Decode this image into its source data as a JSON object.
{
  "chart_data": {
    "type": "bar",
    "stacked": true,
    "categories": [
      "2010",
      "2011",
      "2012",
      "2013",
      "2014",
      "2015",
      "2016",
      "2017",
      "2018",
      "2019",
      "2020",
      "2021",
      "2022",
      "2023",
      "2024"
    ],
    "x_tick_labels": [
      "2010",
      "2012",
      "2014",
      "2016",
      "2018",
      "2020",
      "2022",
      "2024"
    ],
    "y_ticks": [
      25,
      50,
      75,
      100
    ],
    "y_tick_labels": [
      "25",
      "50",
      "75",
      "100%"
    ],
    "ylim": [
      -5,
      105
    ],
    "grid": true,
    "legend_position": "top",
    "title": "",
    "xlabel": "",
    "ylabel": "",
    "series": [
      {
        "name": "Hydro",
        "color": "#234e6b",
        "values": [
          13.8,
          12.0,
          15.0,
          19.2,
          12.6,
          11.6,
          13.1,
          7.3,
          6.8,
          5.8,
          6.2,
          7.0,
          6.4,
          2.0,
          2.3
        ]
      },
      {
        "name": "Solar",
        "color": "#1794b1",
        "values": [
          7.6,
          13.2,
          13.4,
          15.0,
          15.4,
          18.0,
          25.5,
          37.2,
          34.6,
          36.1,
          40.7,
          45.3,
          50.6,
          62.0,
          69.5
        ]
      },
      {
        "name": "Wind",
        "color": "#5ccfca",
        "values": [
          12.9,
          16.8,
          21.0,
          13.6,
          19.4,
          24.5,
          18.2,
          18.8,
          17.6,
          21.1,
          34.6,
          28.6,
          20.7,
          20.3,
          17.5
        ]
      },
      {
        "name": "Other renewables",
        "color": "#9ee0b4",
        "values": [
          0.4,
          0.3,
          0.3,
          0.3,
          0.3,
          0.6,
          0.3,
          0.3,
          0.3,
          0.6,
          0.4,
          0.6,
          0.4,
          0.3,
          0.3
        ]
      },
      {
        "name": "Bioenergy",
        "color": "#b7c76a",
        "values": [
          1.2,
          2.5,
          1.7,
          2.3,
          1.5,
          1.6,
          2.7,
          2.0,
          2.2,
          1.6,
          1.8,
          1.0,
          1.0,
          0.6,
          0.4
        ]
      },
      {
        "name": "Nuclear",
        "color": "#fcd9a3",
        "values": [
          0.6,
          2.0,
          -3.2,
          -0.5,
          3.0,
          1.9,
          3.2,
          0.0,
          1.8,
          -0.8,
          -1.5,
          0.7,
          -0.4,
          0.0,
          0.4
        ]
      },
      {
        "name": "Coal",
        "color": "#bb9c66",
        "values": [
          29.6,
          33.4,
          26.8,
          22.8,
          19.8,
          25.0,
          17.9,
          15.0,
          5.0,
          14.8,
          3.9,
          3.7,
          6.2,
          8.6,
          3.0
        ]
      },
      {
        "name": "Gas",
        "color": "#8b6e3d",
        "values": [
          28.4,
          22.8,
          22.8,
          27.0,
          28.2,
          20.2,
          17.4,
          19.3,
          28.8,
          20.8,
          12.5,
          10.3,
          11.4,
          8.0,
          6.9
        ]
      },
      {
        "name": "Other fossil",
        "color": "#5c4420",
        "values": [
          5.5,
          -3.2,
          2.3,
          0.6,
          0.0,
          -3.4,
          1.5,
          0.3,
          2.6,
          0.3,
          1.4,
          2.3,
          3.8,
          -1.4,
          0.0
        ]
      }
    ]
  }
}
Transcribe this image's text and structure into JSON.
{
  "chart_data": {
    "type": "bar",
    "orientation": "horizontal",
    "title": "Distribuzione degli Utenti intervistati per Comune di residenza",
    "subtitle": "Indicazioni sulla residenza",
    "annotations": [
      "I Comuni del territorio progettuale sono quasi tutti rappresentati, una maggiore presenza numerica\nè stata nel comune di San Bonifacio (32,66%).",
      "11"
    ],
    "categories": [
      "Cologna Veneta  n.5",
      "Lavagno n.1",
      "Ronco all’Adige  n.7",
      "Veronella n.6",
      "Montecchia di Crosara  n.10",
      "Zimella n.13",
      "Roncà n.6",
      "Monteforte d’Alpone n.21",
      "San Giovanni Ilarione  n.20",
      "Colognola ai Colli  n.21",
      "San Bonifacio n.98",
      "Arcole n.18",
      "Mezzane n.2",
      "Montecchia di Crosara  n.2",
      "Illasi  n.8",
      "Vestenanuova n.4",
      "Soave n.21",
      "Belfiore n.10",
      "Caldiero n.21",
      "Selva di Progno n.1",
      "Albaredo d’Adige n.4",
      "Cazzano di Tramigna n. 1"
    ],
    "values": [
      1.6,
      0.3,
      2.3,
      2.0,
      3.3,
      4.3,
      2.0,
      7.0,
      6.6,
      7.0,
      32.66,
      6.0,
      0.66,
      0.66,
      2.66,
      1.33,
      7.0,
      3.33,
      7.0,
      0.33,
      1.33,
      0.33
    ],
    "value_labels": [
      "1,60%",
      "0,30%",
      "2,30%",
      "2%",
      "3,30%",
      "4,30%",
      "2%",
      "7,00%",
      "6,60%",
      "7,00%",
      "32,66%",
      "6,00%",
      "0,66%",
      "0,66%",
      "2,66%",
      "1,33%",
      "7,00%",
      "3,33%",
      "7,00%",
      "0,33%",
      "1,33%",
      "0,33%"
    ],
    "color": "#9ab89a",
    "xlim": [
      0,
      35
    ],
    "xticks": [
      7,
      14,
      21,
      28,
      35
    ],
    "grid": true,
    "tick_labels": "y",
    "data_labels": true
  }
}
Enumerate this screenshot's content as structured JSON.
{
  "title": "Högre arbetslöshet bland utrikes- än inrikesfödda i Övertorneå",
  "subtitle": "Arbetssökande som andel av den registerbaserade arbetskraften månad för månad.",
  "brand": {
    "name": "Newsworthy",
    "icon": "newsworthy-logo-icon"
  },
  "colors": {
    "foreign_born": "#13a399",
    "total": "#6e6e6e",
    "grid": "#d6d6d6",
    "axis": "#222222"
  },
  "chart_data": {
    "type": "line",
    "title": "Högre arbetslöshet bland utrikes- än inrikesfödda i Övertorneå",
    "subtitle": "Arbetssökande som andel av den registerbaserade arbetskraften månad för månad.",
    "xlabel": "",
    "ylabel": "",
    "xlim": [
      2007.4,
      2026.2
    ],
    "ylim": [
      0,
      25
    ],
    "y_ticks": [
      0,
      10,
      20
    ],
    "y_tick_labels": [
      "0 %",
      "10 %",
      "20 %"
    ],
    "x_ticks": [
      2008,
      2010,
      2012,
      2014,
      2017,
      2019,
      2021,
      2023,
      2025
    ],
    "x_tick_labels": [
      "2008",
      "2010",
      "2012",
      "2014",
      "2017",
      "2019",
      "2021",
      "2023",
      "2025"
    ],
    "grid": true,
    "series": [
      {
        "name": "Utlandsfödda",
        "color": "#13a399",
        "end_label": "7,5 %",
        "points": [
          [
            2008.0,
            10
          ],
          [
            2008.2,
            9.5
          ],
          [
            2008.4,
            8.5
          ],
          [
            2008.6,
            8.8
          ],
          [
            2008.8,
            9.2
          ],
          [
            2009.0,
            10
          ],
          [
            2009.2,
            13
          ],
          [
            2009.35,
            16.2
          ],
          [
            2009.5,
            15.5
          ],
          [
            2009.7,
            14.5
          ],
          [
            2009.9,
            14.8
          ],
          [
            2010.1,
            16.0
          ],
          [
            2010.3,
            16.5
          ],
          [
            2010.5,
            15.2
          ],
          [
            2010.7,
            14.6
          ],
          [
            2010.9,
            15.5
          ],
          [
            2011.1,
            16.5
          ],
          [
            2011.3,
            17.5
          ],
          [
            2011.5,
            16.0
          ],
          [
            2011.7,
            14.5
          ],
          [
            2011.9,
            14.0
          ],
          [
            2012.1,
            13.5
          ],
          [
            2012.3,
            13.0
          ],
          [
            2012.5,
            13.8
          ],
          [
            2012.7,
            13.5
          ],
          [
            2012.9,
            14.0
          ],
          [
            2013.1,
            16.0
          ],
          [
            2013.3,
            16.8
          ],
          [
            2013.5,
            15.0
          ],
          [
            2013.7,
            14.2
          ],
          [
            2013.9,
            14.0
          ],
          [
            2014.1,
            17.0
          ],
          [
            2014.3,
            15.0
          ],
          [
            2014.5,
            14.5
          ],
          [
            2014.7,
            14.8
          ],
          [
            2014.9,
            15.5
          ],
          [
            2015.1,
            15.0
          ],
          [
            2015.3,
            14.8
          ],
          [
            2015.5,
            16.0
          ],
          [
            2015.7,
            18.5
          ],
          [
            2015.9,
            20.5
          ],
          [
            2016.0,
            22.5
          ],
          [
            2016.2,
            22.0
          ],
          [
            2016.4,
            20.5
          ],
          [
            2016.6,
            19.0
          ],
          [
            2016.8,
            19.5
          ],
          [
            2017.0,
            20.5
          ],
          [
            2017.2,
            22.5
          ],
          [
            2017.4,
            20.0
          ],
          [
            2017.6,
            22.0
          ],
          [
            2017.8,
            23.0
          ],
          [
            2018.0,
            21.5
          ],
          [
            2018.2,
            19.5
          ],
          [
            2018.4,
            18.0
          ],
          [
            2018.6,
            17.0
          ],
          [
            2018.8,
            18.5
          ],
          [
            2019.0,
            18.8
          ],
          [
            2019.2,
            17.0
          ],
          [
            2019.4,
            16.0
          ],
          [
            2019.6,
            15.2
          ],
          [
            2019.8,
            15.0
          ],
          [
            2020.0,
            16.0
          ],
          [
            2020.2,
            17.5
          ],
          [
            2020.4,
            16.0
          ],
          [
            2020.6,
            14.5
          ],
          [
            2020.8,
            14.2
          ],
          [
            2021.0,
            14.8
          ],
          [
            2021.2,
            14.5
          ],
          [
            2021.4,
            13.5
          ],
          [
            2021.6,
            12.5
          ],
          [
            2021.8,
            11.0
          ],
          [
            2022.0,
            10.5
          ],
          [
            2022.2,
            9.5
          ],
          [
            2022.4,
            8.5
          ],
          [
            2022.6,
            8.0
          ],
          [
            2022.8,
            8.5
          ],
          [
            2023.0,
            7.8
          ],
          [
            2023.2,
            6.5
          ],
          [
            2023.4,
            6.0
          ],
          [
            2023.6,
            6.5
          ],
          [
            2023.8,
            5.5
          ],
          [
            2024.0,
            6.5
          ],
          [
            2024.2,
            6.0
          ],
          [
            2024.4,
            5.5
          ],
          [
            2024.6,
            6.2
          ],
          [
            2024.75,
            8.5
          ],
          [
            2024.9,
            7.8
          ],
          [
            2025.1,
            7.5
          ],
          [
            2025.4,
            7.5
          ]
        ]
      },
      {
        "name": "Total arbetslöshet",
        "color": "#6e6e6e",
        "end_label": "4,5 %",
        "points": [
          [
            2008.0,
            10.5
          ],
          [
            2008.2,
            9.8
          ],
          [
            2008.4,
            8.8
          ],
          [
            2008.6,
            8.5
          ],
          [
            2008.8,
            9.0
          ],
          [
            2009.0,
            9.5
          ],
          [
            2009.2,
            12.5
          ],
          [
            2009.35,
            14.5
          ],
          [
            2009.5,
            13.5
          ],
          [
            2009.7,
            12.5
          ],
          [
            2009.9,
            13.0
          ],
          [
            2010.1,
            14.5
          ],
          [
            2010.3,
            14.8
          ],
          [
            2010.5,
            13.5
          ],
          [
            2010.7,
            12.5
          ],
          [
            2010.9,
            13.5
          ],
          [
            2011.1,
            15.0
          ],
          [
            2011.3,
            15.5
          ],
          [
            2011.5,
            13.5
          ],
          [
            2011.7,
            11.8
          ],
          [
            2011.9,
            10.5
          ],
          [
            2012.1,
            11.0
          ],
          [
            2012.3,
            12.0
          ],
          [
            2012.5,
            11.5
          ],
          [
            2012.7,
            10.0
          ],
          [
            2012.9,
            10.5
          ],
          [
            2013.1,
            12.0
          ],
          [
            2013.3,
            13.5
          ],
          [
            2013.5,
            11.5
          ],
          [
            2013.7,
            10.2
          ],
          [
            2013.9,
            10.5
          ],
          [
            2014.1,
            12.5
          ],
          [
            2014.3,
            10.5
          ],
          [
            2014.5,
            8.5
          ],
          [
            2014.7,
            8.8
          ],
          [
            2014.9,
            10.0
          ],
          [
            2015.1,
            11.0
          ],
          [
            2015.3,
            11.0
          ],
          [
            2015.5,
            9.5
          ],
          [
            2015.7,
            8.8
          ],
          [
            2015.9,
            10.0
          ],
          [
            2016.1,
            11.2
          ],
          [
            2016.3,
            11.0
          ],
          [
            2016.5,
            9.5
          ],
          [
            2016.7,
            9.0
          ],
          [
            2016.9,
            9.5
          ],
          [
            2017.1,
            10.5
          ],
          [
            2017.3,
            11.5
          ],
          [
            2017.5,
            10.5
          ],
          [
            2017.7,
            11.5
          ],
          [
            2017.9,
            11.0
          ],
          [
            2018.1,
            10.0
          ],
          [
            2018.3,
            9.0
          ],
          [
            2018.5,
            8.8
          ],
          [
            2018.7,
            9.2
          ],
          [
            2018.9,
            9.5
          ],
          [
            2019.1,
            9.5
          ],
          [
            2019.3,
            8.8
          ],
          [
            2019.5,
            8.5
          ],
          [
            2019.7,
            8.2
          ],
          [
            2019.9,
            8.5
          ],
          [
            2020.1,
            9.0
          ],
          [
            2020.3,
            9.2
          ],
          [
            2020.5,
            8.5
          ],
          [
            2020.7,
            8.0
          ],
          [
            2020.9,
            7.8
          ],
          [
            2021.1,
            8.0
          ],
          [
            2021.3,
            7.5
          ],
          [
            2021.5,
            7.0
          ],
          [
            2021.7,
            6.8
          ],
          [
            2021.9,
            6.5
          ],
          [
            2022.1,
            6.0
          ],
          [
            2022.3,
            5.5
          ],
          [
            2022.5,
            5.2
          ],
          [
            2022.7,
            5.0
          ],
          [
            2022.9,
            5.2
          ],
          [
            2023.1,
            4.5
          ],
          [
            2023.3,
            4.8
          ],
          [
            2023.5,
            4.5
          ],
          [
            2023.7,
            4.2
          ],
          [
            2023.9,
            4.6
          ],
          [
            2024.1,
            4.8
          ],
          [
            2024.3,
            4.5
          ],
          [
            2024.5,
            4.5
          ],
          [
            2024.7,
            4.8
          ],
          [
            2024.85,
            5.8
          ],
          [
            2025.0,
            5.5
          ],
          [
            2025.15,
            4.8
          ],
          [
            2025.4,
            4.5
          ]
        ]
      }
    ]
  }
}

# # # # # # #

WHAT YOU NEED TO DO >>
How many of the lines above include the string "registerbaserade"? Reply with the number by itself.

ANSWER TO THIS TASK >>
2